*WORKING DATA*
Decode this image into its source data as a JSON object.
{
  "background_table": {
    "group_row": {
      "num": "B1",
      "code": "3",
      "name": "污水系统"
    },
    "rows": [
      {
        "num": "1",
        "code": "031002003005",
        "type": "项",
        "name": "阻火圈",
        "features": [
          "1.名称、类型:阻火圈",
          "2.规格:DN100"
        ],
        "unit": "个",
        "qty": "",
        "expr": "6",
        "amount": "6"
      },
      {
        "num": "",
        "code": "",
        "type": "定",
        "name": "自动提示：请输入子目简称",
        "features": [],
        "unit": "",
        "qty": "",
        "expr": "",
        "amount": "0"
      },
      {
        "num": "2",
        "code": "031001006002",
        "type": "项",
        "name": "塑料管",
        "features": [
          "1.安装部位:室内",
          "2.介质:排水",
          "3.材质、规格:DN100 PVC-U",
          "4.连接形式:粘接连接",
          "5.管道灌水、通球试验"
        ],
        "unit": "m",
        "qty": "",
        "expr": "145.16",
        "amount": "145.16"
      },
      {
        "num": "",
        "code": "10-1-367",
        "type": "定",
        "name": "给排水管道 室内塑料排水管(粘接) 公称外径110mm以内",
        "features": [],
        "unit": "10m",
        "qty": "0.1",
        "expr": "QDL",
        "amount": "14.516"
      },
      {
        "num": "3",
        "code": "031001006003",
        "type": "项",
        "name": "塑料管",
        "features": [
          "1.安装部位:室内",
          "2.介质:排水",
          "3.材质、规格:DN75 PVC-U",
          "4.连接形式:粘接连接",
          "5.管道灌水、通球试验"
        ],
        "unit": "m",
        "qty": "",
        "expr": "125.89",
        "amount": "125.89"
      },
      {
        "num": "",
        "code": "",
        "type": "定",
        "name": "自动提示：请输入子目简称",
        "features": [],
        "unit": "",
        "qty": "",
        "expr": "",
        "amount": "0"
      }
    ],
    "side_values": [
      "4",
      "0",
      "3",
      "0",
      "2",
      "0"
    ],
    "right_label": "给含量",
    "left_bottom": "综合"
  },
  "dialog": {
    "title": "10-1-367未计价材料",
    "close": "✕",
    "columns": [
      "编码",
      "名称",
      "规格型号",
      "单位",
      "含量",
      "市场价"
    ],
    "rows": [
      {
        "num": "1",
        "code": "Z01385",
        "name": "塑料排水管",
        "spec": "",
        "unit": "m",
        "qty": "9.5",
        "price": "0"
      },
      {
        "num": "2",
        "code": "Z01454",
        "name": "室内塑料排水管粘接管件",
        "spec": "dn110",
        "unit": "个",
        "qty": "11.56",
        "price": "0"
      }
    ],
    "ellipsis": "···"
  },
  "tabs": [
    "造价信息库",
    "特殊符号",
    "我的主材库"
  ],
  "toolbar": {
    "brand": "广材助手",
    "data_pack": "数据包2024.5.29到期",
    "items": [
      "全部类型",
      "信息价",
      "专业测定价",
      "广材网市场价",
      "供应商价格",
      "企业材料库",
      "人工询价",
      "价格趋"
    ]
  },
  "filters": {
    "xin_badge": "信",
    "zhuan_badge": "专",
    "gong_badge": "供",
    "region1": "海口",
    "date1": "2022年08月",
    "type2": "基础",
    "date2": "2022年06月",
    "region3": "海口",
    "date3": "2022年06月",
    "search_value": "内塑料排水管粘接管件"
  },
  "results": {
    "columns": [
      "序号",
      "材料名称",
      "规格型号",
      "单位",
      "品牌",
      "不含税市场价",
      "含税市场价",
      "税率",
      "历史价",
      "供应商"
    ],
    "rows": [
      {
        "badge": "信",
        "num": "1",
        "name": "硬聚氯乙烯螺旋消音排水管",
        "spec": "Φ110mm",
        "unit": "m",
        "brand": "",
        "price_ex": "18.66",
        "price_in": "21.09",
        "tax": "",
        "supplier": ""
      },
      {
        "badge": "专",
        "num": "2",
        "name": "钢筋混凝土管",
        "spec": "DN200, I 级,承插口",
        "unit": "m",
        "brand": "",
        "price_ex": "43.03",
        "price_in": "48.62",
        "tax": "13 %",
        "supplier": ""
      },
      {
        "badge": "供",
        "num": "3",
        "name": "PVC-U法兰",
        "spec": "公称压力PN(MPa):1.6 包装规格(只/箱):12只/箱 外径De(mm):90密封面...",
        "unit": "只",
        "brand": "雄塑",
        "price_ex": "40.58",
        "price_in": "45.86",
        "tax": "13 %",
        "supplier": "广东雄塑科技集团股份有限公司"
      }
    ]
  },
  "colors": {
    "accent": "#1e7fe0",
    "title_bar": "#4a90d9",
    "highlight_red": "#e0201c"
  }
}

*WHAT THE EXERCISE ASKS*
Return the material in full, exactly as shown.

*EXPECTED ANSWER*
Decode this image into its source data as a JSON object.
{
  "background_table": {
    "group_row": {
      "num": "B1",
      "code": "3",
      "name": "污水系统"
    },
    "rows": [
      {
        "num": "1",
        "code": "031002003005",
        "type": "项",
        "name": "阻火圈",
        "features": [
          "1.名称、类型:阻火圈",
          "2.规格:DN100"
        ],
        "unit": "个",
        "qty": "",
        "expr": "6",
        "amount": "6"
      },
      {
        "num": "",
        "code": "",
        "type": "定",
        "name": "自动提示：请输入子目简称",
        "features": [],
        "unit": "",
        "qty": "",
        "expr": "",
        "amount": "0"
      },
      {
        "num": "2",
        "code": "031001006002",
        "type": "项",
        "name": "塑料管",
        "features": [
          "1.安装部位:室内",
          "2.介质:排水",
          "3.材质、规格:DN100 PVC-U",
          "4.连接形式:粘接连接",
          "5.管道灌水、通球试验"
        ],
        "unit": "m",
        "qty": "",
        "expr": "145.16",
        "amount": "145.16"
      },
      {
        "num": "",
        "code": "10-1-367",
        "type": "定",
        "name": "给排水管道 室内塑料排水管(粘接) 公称外径110mm以内",
        "features": [],
        "unit": "10m",
        "qty": "0.1",
        "expr": "QDL",
        "amount": "14.516"
      },
      {
        "num": "3",
        "code": "031001006003",
        "type": "项",
        "name": "塑料管",
        "features": [
          "1.安装部位:室内",
          "2.介质:排水",
          "3.材质、规格:DN75 PVC-U",
          "4.连接形式:粘接连接",
          "5.管道灌水、通球试验"
        ],
        "unit": "m",
        "qty": "",
        "expr": "125.89",
        "amount": "125.89"
      },
      {
        "num": "",
        "code": "",
        "type": "定",
        "name": "自动提示：请输入子目简称",
        "features": [],
        "unit": "",
        "qty": "",
        "expr": "",
        "amount": "0"
      }
    ],
    "side_values": [
      "4",
      "0",
      "3",
      "0",
      "2",
      "0"
    ],
    "right_label": "给含量",
    "left_bottom": "综合"
  },
  "dialog": {
    "title": "10-1-367未计价材料",
    "close": "✕",
    "columns": [
      "编码",
      "名称",
      "规格型号",
      "单位",
      "含量",
      "市场价"
    ],
    "rows": [
      {
        "num": "1",
        "code": "Z01385",
        "name": "塑料排水管",
        "spec": "",
        "unit": "m",
        "qty": "9.5",
        "price": "0"
      },
      {
        "num": "2",
        "code": "Z01454",
        "name": "室内塑料排水管粘接管件",
        "spec": "dn110",
        "unit": "个",
        "qty": "11.56",
        "price": "0"
      }
    ],
    "ellipsis": "···"
  },
  "tabs": [
    "造价信息库",
    "特殊符号",
    "我的主材库"
  ],
  "toolbar": {
    "brand": "广材助手",
    "data_pack": "数据包2024.5.29到期",
    "items": [
      "全部类型",
      "信息价",
      "专业测定价",
      "广材网市场价",
      "供应商价格",
      "企业材料库",
      "人工询价",
      "价格趋"
    ]
  },
  "filters": {
    "xin_badge": "信",
    "zhuan_badge": "专",
    "gong_badge": "供",
    "region1": "海口",
    "date1": "2022年08月",
    "type2": "基础",
    "date2": "2022年06月",
    "region3": "海口",
    "date3": "2022年06月",
    "search_value": "内塑料排水管粘接管件"
  },
  "results": {
    "columns": [
      "序号",
      "材料名称",
      "规格型号",
      "单位",
      "品牌",
      "不含税市场价",
      "含税市场价",
      "税率",
      "历史价",
      "供应商"
    ],
    "rows": [
      {
        "badge": "信",
        "num": "1",
        "name": "硬聚氯乙烯螺旋消音排水管",
        "spec": "Φ110mm",
        "unit": "m",
        "brand": "",
        "price_ex": "18.66",
        "price_in": "21.09",
        "tax": "",
        "supplier": ""
      },
      {
        "badge": "专",
        "num": "2",
        "name": "钢筋混凝土管",
        "spec": "DN200, I 级,承插口",
        "unit": "m",
        "brand": "",
        "price_ex": "43.03",
        "price_in": "48.62",
        "tax": "13 %",
        "supplier": ""
      },
      {
        "badge": "供",
        "num": "3",
        "name": "PVC-U法兰",
        "spec": "公称压力PN(MPa):1.6 包装规格(只/箱):12只/箱 外径De(mm):90密封面...",
        "unit": "只",
        "brand": "雄塑",
        "price_ex": "40.58",
        "price_in": "45.86",
        "tax": "13 %",
        "supplier": "广东雄塑科技集团股份有限公司"
      }
    ]
  },
  "colors": {
    "accent": "#1e7fe0",
    "title_bar": "#4a90d9",
    "highlight_red": "#e0201c"
  }
}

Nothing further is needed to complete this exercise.